# start of MATERIAL

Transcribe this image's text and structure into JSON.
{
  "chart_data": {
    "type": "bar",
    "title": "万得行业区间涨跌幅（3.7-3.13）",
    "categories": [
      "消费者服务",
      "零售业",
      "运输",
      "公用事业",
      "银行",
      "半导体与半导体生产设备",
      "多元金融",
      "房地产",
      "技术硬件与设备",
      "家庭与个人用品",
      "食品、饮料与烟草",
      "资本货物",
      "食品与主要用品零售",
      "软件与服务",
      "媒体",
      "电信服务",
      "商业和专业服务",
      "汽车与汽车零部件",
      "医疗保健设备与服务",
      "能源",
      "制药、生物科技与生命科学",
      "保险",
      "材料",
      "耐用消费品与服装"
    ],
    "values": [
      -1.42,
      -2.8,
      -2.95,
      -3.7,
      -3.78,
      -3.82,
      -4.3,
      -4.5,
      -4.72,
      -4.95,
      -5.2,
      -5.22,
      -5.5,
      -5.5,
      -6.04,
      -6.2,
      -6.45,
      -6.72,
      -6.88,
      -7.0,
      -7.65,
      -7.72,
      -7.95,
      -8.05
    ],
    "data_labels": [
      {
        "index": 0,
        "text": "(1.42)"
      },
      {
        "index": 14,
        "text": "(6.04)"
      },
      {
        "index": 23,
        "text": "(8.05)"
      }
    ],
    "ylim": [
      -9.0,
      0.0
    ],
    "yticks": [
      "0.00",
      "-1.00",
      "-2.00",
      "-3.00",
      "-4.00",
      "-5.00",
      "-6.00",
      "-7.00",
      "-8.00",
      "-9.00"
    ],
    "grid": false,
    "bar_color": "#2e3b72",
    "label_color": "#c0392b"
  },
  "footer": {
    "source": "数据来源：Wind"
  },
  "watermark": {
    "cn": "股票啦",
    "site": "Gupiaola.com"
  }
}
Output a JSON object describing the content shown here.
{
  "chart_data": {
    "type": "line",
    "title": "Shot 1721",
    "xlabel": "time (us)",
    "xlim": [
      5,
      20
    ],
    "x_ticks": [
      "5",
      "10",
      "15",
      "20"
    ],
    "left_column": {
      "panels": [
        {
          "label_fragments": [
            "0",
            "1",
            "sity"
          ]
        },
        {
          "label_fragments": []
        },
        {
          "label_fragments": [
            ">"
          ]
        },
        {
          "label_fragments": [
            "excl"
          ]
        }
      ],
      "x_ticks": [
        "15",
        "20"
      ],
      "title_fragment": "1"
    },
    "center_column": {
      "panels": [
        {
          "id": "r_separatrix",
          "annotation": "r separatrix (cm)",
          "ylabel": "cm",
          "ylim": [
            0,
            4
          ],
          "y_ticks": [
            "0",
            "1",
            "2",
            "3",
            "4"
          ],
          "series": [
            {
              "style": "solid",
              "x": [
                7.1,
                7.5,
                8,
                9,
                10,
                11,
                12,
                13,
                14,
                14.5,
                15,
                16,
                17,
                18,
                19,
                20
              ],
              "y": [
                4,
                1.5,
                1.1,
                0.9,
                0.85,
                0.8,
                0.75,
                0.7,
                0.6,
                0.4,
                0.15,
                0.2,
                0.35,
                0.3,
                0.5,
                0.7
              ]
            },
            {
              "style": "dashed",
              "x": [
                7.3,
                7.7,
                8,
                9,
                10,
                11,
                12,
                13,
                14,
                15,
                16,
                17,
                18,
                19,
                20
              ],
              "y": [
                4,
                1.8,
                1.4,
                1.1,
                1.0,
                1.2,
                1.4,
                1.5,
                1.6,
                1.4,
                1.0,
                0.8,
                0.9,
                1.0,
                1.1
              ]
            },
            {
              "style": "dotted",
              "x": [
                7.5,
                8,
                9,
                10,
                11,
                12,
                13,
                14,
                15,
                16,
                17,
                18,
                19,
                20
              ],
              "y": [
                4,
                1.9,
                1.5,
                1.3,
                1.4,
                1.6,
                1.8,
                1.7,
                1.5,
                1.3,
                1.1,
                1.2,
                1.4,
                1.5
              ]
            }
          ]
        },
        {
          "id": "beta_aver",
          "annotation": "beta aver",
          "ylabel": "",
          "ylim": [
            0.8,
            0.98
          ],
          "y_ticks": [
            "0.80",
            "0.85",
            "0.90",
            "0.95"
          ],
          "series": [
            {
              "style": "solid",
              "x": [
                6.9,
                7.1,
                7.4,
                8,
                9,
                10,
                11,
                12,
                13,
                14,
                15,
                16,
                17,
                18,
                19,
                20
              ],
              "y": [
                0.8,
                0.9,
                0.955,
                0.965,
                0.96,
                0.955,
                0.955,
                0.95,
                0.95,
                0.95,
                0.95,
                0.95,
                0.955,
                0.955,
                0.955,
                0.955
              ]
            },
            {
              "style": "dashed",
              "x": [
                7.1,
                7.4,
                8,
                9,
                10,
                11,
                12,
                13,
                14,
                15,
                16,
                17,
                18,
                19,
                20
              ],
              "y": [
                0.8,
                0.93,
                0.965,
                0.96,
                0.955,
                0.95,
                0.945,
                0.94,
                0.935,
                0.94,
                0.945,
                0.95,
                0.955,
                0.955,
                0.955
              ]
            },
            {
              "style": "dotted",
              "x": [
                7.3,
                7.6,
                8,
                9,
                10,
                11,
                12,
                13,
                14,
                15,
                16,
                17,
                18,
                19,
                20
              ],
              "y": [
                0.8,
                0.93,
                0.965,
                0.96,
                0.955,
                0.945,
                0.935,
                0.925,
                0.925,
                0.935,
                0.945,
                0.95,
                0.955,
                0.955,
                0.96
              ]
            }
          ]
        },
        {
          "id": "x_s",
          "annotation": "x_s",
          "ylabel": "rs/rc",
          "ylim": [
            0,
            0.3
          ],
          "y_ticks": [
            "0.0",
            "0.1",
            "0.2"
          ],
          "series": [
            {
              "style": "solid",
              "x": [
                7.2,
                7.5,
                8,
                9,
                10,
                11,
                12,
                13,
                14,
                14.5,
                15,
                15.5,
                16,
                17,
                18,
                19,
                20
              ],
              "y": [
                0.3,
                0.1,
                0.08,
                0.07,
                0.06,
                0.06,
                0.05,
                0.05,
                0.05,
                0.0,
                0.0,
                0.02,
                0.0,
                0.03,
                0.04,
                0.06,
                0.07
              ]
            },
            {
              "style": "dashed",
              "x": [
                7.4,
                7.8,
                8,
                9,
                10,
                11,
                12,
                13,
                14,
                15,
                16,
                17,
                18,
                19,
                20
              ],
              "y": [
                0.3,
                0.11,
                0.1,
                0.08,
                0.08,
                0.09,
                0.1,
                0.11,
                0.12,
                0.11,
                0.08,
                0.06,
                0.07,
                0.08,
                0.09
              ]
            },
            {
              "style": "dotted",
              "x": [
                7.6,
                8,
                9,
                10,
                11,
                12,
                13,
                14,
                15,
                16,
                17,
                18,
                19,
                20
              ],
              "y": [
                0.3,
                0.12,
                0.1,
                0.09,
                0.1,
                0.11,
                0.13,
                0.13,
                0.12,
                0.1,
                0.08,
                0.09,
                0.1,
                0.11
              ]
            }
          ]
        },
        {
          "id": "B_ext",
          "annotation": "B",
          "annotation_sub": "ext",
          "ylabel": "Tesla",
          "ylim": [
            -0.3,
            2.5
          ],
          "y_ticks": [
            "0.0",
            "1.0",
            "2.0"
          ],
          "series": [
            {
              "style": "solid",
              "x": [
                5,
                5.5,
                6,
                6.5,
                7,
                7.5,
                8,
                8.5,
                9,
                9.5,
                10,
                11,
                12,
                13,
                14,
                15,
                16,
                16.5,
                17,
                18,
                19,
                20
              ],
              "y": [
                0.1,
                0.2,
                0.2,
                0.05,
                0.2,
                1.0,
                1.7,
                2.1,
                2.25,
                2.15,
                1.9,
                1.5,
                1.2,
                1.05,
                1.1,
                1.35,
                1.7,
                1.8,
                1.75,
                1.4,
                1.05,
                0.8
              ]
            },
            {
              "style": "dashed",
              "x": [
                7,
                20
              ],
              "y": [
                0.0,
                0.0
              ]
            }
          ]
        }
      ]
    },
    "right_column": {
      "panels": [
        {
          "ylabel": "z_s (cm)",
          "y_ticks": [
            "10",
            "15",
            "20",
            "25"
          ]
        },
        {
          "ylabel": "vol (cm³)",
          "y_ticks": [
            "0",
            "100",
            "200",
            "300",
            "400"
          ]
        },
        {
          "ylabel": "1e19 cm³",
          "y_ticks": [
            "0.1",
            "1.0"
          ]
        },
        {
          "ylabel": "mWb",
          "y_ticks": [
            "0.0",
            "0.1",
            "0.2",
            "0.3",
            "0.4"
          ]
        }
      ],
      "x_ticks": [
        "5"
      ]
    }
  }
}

# end of MATERIAL

PROBLEM TO SOLVE:
Tally the lines in this data that hold the word "JSON" and state only the count.

CORRECT ANSWER:
2